Answer these questions about the Spark shuffle thread:
(a) How much disk IO results from shuffling a 1tb set of keys and values with compression enabled?
(b) According to Reynold Xin, what process was spill for?
(c) What does Mridul Muralidharan say pointing local dir to ramdisk should effectively give you?

— Start TEXT EXCERPT —

Re: Eliminating shuffle write and spill disk IO reads/writes in Spark

2016-04-01 Thread Michael Slavitch
Shuffling a 1tb set of keys and values (aka sort by key)  results in about
500gb of io to disk if compression is enabled. Is there any way to
eliminate shuffling causing io?

On Fri, Apr 1, 2016, 6:32 PM Reynold Xin <r...@databricks.com> wrote:

> Michael - I'm not sure if you actually read my email, but spill has
> nothing to do with the shuffle files on disk. It was for the partitioning
> (i.e. sorting) process. If that flag is off, Spark will just run out of
> memory when data doesn't fit in memory.
>
>
> On Fri, Apr 1, 2016 at 3:28 PM, Michael Slavitch <slavi...@gmail.com>
> wrote:
>
>> RAMdisk is a fine interim step but there is a lot of layers eliminated by
>> keeping things in memory unless there is need for spillover.   At one time
>> there was support for turning off spilling.  That was eliminated.  Why?
>>
>>
>> On Fri, Apr 1, 2016, 6:05 PM Mridul Muralidharan <mri...@gmail.com>
>> wrote:
>>
>>> I think Reynold's suggestion of using ram disk would be a good way to
>>> test if these are the bottlenecks or something else is.
>>> For most practical purposes, pointing local dir to ramdisk should
>>> effectively give you 'similar' performance as shuffling from memory.
>>>
>>> Are there concerns with taking that approach to test ? (I dont see
>>> any, but I am not sure if I missed something).

— End TEXT EXCERPT —
— Start PROVIDED RECORDS —

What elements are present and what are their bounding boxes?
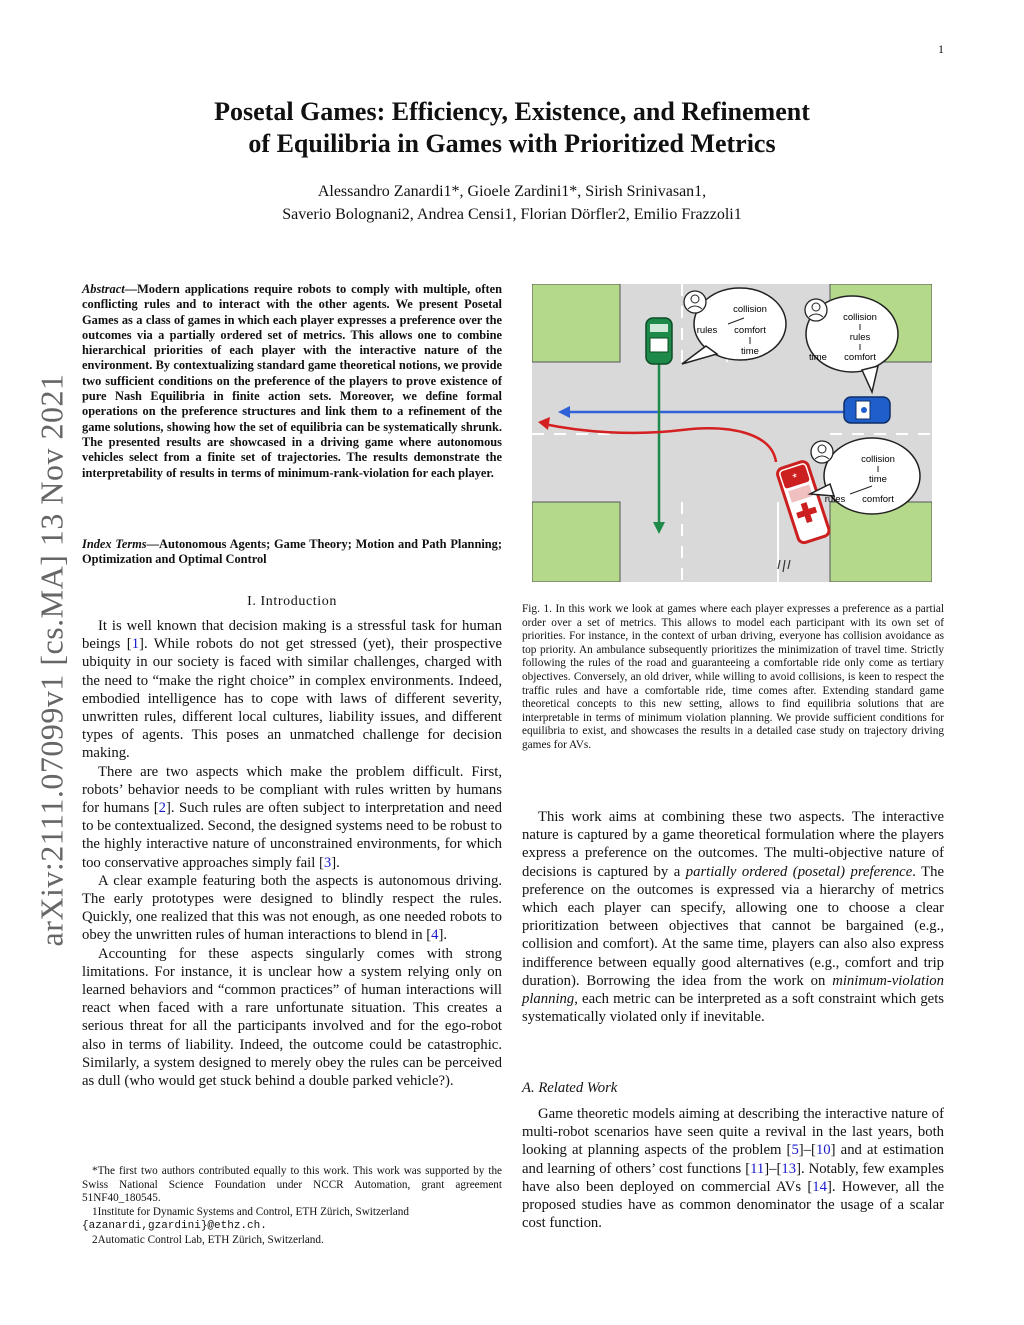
bubble2-collision: collision <box>843 312 877 323</box>
citation-link[interactable]: 5 <box>791 1142 799 1159</box>
index-terms <box>82 537 502 568</box>
authors-line-1: Alessandro Zanardi1*, Gioele Zardini1*, Sirish Srinivasan1, <box>317 183 707 200</box>
intro-paragraph-1: It is well known that decision making is a stressful task for human beings [1]. While robots do not get stressed (yet), their prospective ubiquity in our society is faced with similar challenges, charged with the need to “make the right choice” in complex environments. Indeed, embodied intelligence has to cope with laws of different severity, unwritten rules, different local cultures, liability issues, and different types of agents. This poses an unmatched challenge for decision making. <box>82 618 502 762</box>
footnotes <box>82 1165 502 1248</box>
bubble1-rules: rules <box>696 325 718 336</box>
grass-bottom-left <box>532 502 620 582</box>
introduction-body <box>82 617 502 1090</box>
bubble2-time: time <box>809 352 827 363</box>
figure-caption: Fig. 1. In this work we look at games where each player expresses a preference as a partial order over a set of metrics. This allows to model each participant with its own set of priorities. For instance, in the context of urban driving, everyone has collision avoidance as top priority. An ambulance subsequently prioritizes the minimization of travel time. Strictly following the rules of the road and guaranteeing a comfortable ride only come as tertiary objectives. Conversely, an old driver, while willing to avoid collisions, is keen to respect the traffic rules and have a comfortable ride, time comes after. Extending standard game theoretical concepts to this new setting, allows to find equilibria solutions that are interpretable in terms of minimum violation planning. We provide sufficient conditions for equilibria to exist, and showcases the results in a detailed case study on trajectory driving games for AVs. <box>522 603 944 751</box>
figure-1 <box>532 284 932 582</box>
abstract-text: —Modern applications require robots to comply with multiple, often conflicting rules and to interact with the other agents. We present Posetal Games as a class of games in which each player expresses a preference over the outcomes via a partially ordered set of metrics. This allows one to combine hierarchical priorities of each player with the interactive nature of the environment. By contextualizing standard game theoretical notions, we provide two sufficient conditions on the preference of the players to prove existence of pure Nash Equilibria in finite action sets. Moreover, we define formal operations on the preference structures and link them to a refinement of the game solutions, showing how the set of equilibria can be systematically shrunk. The presented results are showcased in a driving game where autonomous vehicles select from a finite set of trajectories. The results demonstrate the interpretability of results in terms of minimum-rank-violation for each player. <box>82 282 502 480</box>
footnote-affiliation-2: 2Automatic Control Lab, ETH Zürich, Switzerland. <box>92 1233 324 1246</box>
citation-link[interactable]: 10 <box>815 1142 831 1159</box>
authors-line-2: Saverio Bolognani2, Andrea Censi1, Florian Dörfler2, Emilio Frazzoli1 <box>282 206 742 223</box>
elderly-driver-icon <box>805 299 827 321</box>
related-work-heading: A. Related Work <box>522 1080 618 1096</box>
title-line-2: of Equilibria in Games with Prioritized Metrics <box>248 129 776 158</box>
bubble3-comfort: comfort <box>862 494 894 505</box>
paper-title <box>130 96 894 160</box>
bubble3-rules: rules <box>824 494 846 505</box>
abstract-label: Abstract <box>82 282 125 296</box>
index-terms-text: —Autonomous Agents; Game Theory; Motion and Path Planning; Optimization and Optimal Control <box>82 537 502 567</box>
bubble1-collision: collision <box>733 304 767 315</box>
introduction-heading: I. Introduction <box>247 594 337 609</box>
page-number: 1 <box>938 42 944 56</box>
related-paragraph-1: Game theoretic models aiming at describing the interactive nature of multi-robot scenarios have seen quite a revival in the last years, both looking at planning aspects of the problem [5]–[10] and at estimation and learning of others’ cost functions [11]–[13]. Notably, few examples have also been deployed on commercial AVs [14]. However, all the proposed studies have as common denominator the usage of a scalar cost function. <box>522 1106 944 1232</box>
intro-paragraph-2: There are two aspects which make the problem difficult. First, robots’ behavior needs to be compliant with rules written by humans for humans [2]. Such rules are often subject to interpretation and need to be contextualized. Second, the designed systems need to be robust to the highly interactive nature of unconstrained environments, for which too conservative approaches simply fail [3]. <box>82 763 502 871</box>
author-list <box>130 180 894 226</box>
index-terms-label: Index Terms <box>82 537 147 551</box>
abstract <box>82 282 502 481</box>
speech-bubble-ambulance <box>810 438 920 514</box>
related-work-body <box>522 1105 944 1232</box>
bubble1-time: time <box>741 346 759 357</box>
intro-paragraph-4: Accounting for these aspects singularly comes with strong limitations. For instance, it is unclear how a system relying only on learned behaviors and “common practices” of human interactions will react when faced with a rare unfortunate situation. This creates a serious threat for all the participants involved and for the ego-robot also in terms of liability. Indeed, the outcome could be catastrophic. Similarly, a system designed to merely obey the rules can be perceived as dull (who would get stuck behind a double parked vehicle?). <box>82 945 502 1090</box>
citation-link[interactable]: 13 <box>781 1160 797 1177</box>
paramedic-icon <box>811 441 833 463</box>
svg-text:*: * <box>790 470 800 485</box>
intersection-illustration <box>532 284 932 582</box>
bubble3-collision: collision <box>861 454 895 465</box>
grass-top-left <box>532 284 620 362</box>
right-paragraph-1: This work aims at combining these two aspects. The interactive nature is captured by a game theoretical formulation where the players express a preference on the outcomes. The multi-objective nature of decisions is captured by a partially ordered (posetal) preference. The preference on the outcomes is expressed via a hierarchy of metrics which each player can specify, allowing one to choose a clear prioritization between objectives that cannot be bargained (e.g., collision and comfort). At the same time, players can also also express indifference between equally good alternatives (e.g., comfort and trip duration). Borrowing the idea from the work on minimum-violation planning, each metric can be interpreted as a soft constraint which gets systematically violated only if inevitable. <box>522 809 944 1026</box>
blue-car <box>844 397 890 423</box>
bubble3-time: time <box>869 474 887 485</box>
bubble2-rules: rules <box>849 332 871 343</box>
citation-link[interactable]: 3 <box>323 854 332 871</box>
driver-avatar-icon <box>684 291 706 313</box>
citation-link[interactable]: 1 <box>131 636 140 653</box>
footnote-email: {azanardi,gzardini}@ethz.ch. <box>82 1220 267 1233</box>
right-column-body <box>522 808 944 1026</box>
footnote-affiliation-1: 1Institute for Dynamic Systems and Control, ETH Zürich, Switzerland {azanardi,gzardini}@ethz.ch. <box>82 1205 409 1233</box>
citation-link[interactable]: 2 <box>158 800 167 817</box>
citation-link[interactable]: 4 <box>431 927 439 944</box>
bubble1-comfort: comfort <box>734 325 766 336</box>
title-line-1: Posetal Games: Efficiency, Existence, and Refinement <box>214 97 810 126</box>
intro-paragraph-3: A clear example featuring both the aspects is autonomous driving. The early prototypes were designed to blindly respect the rules. Quickly, one realized that this was not enough, as one needed robots to obey the unwritten rules of human interactions to blend in [4]. <box>82 872 502 944</box>
green-car <box>646 318 672 364</box>
arxiv-stamp: arXiv:2111.07099v1 [cs.MA] 13 Nov 2021 <box>33 373 70 947</box>
bubble2-comfort: comfort <box>844 352 876 363</box>
citation-link[interactable]: 14 <box>812 1178 827 1195</box>
footnote-equal-contribution: *The first two authors contributed equally to this work. This work was supported by the Swiss National Science Foundation under NCCR Automation, grant agreement 51NF40_180545. <box>82 1165 502 1205</box>
citation-link[interactable]: 11 <box>750 1160 765 1177</box>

— End PROVIDED RECORDS —

SOLVED PROBLEM>
(a) About 500gb.
(b) The partitioning (sorting) process.
(c) 'Similar' performance as shuffling from memory.